What you need to do>
Where does the string "control" appear? Copy every line of the entries below that holds it.

Source material>
************

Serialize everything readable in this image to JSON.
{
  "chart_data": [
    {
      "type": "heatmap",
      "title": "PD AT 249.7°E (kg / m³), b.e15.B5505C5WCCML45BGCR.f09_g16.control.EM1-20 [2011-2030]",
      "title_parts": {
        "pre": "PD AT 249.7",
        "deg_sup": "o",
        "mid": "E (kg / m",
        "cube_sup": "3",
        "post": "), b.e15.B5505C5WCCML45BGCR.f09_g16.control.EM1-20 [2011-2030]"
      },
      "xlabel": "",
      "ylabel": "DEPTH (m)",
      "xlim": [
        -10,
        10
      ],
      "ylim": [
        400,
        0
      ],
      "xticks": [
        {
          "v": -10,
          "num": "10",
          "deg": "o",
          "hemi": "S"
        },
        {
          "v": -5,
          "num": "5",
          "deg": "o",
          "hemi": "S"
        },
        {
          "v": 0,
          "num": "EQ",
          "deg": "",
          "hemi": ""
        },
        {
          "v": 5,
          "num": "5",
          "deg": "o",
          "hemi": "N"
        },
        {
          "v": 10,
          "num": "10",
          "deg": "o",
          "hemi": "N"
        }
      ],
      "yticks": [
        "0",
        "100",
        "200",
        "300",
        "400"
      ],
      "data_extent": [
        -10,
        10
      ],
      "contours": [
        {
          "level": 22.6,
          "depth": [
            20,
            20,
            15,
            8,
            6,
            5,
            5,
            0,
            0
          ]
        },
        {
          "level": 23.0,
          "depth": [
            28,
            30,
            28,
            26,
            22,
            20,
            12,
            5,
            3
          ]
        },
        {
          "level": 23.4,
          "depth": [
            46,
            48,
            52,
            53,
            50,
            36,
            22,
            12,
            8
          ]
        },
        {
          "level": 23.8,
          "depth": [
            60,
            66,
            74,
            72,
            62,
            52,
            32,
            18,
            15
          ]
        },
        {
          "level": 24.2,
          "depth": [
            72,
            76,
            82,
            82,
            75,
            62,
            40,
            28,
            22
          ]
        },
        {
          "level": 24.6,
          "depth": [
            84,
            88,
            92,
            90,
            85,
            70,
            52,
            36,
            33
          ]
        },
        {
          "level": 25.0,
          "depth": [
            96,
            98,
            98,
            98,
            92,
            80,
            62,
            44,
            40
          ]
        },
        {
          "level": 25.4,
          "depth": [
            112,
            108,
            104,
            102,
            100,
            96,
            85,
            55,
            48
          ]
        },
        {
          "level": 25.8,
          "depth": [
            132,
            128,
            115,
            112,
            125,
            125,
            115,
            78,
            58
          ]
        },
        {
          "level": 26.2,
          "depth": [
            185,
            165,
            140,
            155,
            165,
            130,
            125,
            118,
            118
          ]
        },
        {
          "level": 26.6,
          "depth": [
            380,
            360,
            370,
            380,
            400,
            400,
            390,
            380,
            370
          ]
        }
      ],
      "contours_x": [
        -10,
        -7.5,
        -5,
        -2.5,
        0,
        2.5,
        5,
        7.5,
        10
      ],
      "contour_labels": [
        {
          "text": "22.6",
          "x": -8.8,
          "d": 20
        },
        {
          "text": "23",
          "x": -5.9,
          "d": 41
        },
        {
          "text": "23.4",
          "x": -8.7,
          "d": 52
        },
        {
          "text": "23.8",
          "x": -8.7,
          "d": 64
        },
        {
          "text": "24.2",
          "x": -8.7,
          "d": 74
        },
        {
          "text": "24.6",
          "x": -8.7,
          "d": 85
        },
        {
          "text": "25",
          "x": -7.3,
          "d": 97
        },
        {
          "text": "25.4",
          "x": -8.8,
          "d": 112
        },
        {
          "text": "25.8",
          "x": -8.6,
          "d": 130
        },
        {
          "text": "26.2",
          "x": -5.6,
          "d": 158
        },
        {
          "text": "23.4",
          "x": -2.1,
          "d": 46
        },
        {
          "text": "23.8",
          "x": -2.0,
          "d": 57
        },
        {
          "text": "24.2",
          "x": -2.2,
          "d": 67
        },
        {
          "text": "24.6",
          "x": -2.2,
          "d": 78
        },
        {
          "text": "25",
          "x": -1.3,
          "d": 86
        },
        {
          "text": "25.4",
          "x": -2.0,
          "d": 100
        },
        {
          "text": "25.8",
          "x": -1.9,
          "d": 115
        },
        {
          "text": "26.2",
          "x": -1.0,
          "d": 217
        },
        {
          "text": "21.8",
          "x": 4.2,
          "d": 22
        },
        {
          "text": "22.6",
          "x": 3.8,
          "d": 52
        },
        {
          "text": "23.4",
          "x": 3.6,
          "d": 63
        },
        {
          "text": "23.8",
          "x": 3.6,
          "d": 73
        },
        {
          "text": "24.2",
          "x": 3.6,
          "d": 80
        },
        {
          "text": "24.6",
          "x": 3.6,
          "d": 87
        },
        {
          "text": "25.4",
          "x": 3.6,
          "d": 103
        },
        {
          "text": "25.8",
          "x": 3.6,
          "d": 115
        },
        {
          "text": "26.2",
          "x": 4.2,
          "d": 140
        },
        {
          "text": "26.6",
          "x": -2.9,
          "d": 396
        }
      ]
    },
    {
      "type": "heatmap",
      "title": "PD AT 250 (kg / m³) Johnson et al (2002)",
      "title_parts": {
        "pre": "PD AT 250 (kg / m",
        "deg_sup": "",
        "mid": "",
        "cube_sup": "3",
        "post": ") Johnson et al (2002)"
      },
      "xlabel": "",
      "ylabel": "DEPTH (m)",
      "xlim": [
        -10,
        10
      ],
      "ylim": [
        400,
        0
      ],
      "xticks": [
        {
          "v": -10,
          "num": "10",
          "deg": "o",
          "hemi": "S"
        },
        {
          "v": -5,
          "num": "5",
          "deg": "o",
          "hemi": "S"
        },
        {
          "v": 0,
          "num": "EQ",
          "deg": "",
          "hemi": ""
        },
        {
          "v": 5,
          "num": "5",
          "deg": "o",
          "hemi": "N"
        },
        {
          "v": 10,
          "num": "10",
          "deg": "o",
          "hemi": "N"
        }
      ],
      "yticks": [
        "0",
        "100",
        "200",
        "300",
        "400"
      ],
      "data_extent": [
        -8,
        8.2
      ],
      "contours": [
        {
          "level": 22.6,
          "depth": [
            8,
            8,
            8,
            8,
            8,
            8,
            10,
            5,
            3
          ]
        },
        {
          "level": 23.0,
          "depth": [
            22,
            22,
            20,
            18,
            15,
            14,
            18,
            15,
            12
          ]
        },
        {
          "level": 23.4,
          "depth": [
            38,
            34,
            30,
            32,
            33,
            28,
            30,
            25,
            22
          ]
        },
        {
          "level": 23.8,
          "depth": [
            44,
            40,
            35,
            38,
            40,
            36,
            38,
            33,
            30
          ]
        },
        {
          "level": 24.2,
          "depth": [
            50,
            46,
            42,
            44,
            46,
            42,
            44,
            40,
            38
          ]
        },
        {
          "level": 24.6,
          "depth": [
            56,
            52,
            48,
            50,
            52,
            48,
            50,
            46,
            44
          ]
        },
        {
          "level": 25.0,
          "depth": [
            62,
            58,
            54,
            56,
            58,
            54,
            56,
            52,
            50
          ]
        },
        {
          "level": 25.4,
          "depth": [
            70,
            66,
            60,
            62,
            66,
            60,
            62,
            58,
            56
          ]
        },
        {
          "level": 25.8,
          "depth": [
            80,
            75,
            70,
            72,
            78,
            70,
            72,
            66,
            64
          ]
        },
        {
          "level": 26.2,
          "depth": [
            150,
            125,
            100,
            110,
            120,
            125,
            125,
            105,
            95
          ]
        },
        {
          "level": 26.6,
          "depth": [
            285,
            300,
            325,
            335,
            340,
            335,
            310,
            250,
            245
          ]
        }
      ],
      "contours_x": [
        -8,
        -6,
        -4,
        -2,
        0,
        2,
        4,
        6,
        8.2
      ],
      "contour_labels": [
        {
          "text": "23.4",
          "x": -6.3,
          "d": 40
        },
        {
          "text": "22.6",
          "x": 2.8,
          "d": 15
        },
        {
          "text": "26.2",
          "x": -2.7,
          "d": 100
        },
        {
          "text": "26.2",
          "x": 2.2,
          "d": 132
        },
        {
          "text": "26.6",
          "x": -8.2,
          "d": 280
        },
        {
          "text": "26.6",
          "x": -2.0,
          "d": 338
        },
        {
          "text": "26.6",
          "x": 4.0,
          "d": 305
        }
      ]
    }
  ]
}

************

Completed exercise>
      "title": "PD AT 249.7°E (kg / m³), b.e15.B5505C5WCCML45BGCR.f09_g16.control.EM1-20 [2011-2030]",
        "post": "), b.e15.B5505C5WCCML45BGCR.f09_g16.control.EM1-20 [2011-2030]"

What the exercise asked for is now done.